Repeat the data verbatim.

Extracted data entries
>>>>

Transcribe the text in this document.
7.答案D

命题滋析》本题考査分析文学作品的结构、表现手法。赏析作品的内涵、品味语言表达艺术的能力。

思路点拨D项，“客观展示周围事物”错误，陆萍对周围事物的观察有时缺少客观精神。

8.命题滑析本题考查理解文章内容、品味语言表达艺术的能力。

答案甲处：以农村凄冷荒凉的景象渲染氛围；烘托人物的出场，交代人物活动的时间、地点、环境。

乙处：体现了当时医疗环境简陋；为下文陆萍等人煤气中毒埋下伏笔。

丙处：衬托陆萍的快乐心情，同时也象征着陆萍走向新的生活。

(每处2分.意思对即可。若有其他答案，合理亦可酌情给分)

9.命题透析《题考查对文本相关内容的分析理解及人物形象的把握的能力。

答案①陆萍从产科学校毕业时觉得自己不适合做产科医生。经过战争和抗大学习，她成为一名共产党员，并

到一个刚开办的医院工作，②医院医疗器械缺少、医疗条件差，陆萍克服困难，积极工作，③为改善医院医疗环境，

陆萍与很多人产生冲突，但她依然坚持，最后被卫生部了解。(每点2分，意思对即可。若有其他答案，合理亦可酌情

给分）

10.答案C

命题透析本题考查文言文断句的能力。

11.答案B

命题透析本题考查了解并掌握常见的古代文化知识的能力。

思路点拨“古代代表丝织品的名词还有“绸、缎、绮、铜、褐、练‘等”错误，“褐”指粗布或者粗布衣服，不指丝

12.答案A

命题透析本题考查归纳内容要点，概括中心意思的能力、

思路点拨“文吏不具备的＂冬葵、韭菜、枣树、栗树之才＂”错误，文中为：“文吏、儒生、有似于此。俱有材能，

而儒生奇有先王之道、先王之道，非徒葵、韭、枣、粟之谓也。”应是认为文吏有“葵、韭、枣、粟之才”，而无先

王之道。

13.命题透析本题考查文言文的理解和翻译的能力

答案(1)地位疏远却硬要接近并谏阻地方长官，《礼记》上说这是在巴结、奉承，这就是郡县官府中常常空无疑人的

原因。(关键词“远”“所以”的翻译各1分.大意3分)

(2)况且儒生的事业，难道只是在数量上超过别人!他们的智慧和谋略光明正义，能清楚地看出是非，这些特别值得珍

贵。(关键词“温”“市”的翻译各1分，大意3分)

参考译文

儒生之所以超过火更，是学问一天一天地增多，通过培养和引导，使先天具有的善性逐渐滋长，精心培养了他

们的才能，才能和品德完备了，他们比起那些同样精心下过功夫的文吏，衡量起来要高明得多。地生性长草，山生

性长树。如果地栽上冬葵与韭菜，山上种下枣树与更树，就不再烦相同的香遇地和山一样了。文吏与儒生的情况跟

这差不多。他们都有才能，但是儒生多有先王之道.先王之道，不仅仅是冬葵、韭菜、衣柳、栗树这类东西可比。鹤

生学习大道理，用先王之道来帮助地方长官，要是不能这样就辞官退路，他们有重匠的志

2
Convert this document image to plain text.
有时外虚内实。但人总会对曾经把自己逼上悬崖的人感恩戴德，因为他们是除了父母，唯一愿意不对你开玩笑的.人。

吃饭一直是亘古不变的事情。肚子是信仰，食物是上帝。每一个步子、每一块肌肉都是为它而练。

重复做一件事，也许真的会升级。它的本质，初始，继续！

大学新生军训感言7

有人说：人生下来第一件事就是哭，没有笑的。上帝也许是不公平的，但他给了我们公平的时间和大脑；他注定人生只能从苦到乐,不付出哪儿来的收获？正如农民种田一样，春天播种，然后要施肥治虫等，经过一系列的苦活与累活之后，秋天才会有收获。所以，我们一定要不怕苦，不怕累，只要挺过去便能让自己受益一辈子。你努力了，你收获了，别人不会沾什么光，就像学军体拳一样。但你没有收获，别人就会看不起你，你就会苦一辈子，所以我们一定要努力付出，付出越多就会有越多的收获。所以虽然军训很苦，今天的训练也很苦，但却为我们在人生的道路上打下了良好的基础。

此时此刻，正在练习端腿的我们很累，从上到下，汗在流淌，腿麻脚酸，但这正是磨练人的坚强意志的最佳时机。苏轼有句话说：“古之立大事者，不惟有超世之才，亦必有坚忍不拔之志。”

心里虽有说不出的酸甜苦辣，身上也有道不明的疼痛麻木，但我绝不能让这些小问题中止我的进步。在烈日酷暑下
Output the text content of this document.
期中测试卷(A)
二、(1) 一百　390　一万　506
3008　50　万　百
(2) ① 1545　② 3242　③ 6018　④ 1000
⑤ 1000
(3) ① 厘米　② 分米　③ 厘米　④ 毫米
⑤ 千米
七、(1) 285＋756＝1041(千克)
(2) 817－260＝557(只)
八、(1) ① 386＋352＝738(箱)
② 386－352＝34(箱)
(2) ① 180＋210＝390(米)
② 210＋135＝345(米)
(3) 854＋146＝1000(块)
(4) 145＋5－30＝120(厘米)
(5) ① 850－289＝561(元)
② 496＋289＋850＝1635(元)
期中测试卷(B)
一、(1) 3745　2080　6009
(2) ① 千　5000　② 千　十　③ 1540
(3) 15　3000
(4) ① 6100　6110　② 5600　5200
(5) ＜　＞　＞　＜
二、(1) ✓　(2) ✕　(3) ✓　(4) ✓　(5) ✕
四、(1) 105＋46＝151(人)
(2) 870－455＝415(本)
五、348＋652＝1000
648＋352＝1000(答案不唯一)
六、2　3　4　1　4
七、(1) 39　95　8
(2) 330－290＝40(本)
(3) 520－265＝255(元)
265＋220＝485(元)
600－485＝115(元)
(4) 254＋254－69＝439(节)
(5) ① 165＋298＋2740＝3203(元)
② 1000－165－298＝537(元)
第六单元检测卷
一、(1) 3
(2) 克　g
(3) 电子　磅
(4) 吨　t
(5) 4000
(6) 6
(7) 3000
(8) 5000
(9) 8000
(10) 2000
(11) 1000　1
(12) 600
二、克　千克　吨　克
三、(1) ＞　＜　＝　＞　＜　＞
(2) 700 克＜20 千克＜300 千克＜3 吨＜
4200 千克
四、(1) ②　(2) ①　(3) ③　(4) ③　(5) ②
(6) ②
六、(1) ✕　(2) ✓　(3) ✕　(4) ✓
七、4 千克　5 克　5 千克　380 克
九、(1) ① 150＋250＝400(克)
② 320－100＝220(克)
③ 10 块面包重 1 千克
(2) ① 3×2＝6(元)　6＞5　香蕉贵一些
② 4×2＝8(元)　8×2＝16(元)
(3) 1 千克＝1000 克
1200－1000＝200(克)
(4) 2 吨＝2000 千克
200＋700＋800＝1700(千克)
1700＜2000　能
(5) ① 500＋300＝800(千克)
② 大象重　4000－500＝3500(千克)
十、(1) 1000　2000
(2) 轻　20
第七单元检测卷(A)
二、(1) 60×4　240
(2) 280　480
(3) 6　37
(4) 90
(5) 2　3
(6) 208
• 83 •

<<<<

Task output:
Transcribe the text in this document.
7.答案D

命题滋析》本题考査分析文学作品的结构、表现手法。赏析作品的内涵、品味语言表达艺术的能力。

思路点拨D项，“客观展示周围事物”错误，陆萍对周围事物的观察有时缺少客观精神。

8.命题滑析本题考查理解文章内容、品味语言表达艺术的能力。

答案甲处：以农村凄冷荒凉的景象渲染氛围；烘托人物的出场，交代人物活动的时间、地点、环境。

乙处：体现了当时医疗环境简陋；为下文陆萍等人煤气中毒埋下伏笔。

丙处：衬托陆萍的快乐心情，同时也象征着陆萍走向新的生活。

(每处2分.意思对即可。若有其他答案，合理亦可酌情给分)

9.命题透析《题考查对文本相关内容的分析理解及人物形象的把握的能力。

答案①陆萍从产科学校毕业时觉得自己不适合做产科医生。经过战争和抗大学习，她成为一名共产党员，并

到一个刚开办的医院工作，②医院医疗器械缺少、医疗条件差，陆萍克服困难，积极工作，③为改善医院医疗环境，

陆萍与很多人产生冲突，但她依然坚持，最后被卫生部了解。(每点2分，意思对即可。若有其他答案，合理亦可酌情

给分）

10.答案C

命题透析本题考查文言文断句的能力。

11.答案B

命题透析本题考查了解并掌握常见的古代文化知识的能力。

思路点拨“古代代表丝织品的名词还有“绸、缎、绮、铜、褐、练‘等”错误，“褐”指粗布或者粗布衣服，不指丝

12.答案A

命题透析本题考查归纳内容要点，概括中心意思的能力、

思路点拨“文吏不具备的＂冬葵、韭菜、枣树、栗树之才＂”错误，文中为：“文吏、儒生、有似于此。俱有材能，

而儒生奇有先王之道、先王之道，非徒葵、韭、枣、粟之谓也。”应是认为文吏有“葵、韭、枣、粟之才”，而无先

王之道。

13.命题透析本题考查文言文的理解和翻译的能力

答案(1)地位疏远却硬要接近并谏阻地方长官，《礼记》上说这是在巴结、奉承，这就是郡县官府中常常空无疑人的

原因。(关键词“远”“所以”的翻译各1分.大意3分)

(2)况且儒生的事业，难道只是在数量上超过别人!他们的智慧和谋略光明正义，能清楚地看出是非，这些特别值得珍

贵。(关键词“温”“市”的翻译各1分，大意3分)

参考译文

儒生之所以超过火更，是学问一天一天地增多，通过培养和引导，使先天具有的善性逐渐滋长，精心培养了他

们的才能，才能和品德完备了，他们比起那些同样精心下过功夫的文吏，衡量起来要高明得多。地生性长草，山生

性长树。如果地栽上冬葵与韭菜，山上种下枣树与更树，就不再烦相同的香遇地和山一样了。文吏与儒生的情况跟

这差不多。他们都有才能，但是儒生多有先王之道.先王之道，不仅仅是冬葵、韭菜、衣柳、栗树这类东西可比。鹤

生学习大道理，用先王之道来帮助地方长官，要是不能这样就辞官退路，他们有重匠的志

2
Convert this document image to plain text.
有时外虚内实。但人总会对曾经把自己逼上悬崖的人感恩戴德，因为他们是除了父母，唯一愿意不对你开玩笑的.人。

吃饭一直是亘古不变的事情。肚子是信仰，食物是上帝。每一个步子、每一块肌肉都是为它而练。

重复做一件事，也许真的会升级。它的本质，初始，继续！

大学新生军训感言7

有人说：人生下来第一件事就是哭，没有笑的。上帝也许是不公平的，但他给了我们公平的时间和大脑；他注定人生只能从苦到乐,不付出哪儿来的收获？正如农民种田一样，春天播种，然后要施肥治虫等，经过一系列的苦活与累活之后，秋天才会有收获。所以，我们一定要不怕苦，不怕累，只要挺过去便能让自己受益一辈子。你努力了，你收获了，别人不会沾什么光，就像学军体拳一样。但你没有收获，别人就会看不起你，你就会苦一辈子，所以我们一定要努力付出，付出越多就会有越多的收获。所以虽然军训很苦，今天的训练也很苦，但却为我们在人生的道路上打下了良好的基础。

此时此刻，正在练习端腿的我们很累，从上到下，汗在流淌，腿麻脚酸，但这正是磨练人的坚强意志的最佳时机。苏轼有句话说：“古之立大事者，不惟有超世之才，亦必有坚忍不拔之志。”

心里虽有说不出的酸甜苦辣，身上也有道不明的疼痛麻木，但我绝不能让这些小问题中止我的进步。在烈日酷暑下
Output the text content of this document.
期中测试卷(A)
二、(1) 一百　390　一万　506
3008　50　万　百
(2) ① 1545　② 3242　③ 6018　④ 1000
⑤ 1000
(3) ① 厘米　② 分米　③ 厘米　④ 毫米
⑤ 千米
七、(1) 285＋756＝1041(千克)
(2) 817－260＝557(只)
八、(1) ① 386＋352＝738(箱)
② 386－352＝34(箱)
(2) ① 180＋210＝390(米)
② 210＋135＝345(米)
(3) 854＋146＝1000(块)
(4) 145＋5－30＝120(厘米)
(5) ① 850－289＝561(元)
② 496＋289＋850＝1635(元)
期中测试卷(B)
一、(1) 3745　2080　6009
(2) ① 千　5000　② 千　十　③ 1540
(3) 15　3000
(4) ① 6100　6110　② 5600　5200
(5) ＜　＞　＞　＜
二、(1) ✓　(2) ✕　(3) ✓　(4) ✓　(5) ✕
四、(1) 105＋46＝151(人)
(2) 870－455＝415(本)
五、348＋652＝1000
648＋352＝1000(答案不唯一)
六、2　3　4　1　4
七、(1) 39　95　8
(2) 330－290＝40(本)
(3) 520－265＝255(元)
265＋220＝485(元)
600－485＝115(元)
(4) 254＋254－69＝439(节)
(5) ① 165＋298＋2740＝3203(元)
② 1000－165－298＝537(元)
第六单元检测卷
一、(1) 3
(2) 克　g
(3) 电子　磅
(4) 吨　t
(5) 4000
(6) 6
(7) 3000
(8) 5000
(9) 8000
(10) 2000
(11) 1000　1
(12) 600
二、克　千克　吨　克
三、(1) ＞　＜　＝　＞　＜　＞
(2) 700 克＜20 千克＜300 千克＜3 吨＜
4200 千克
四、(1) ②　(2) ①　(3) ③　(4) ③　(5) ②
(6) ②
六、(1) ✕　(2) ✓　(3) ✕　(4) ✓
七、4 千克　5 克　5 千克　380 克
九、(1) ① 150＋250＝400(克)
② 320－100＝220(克)
③ 10 块面包重 1 千克
(2) ① 3×2＝6(元)　6＞5　香蕉贵一些
② 4×2＝8(元)　8×2＝16(元)
(3) 1 千克＝1000 克
1200－1000＝200(克)
(4) 2 吨＝2000 千克
200＋700＋800＝1700(千克)
1700＜2000　能
(5) ① 500＋300＝800(千克)
② 大象重　4000－500＝3500(千克)
十、(1) 1000　2000
(2) 轻　20
第七单元检测卷(A)
二、(1) 60×4　240
(2) 280　480
(3) 6　37
(4) 90
(5) 2　3
(6) 208
• 83 •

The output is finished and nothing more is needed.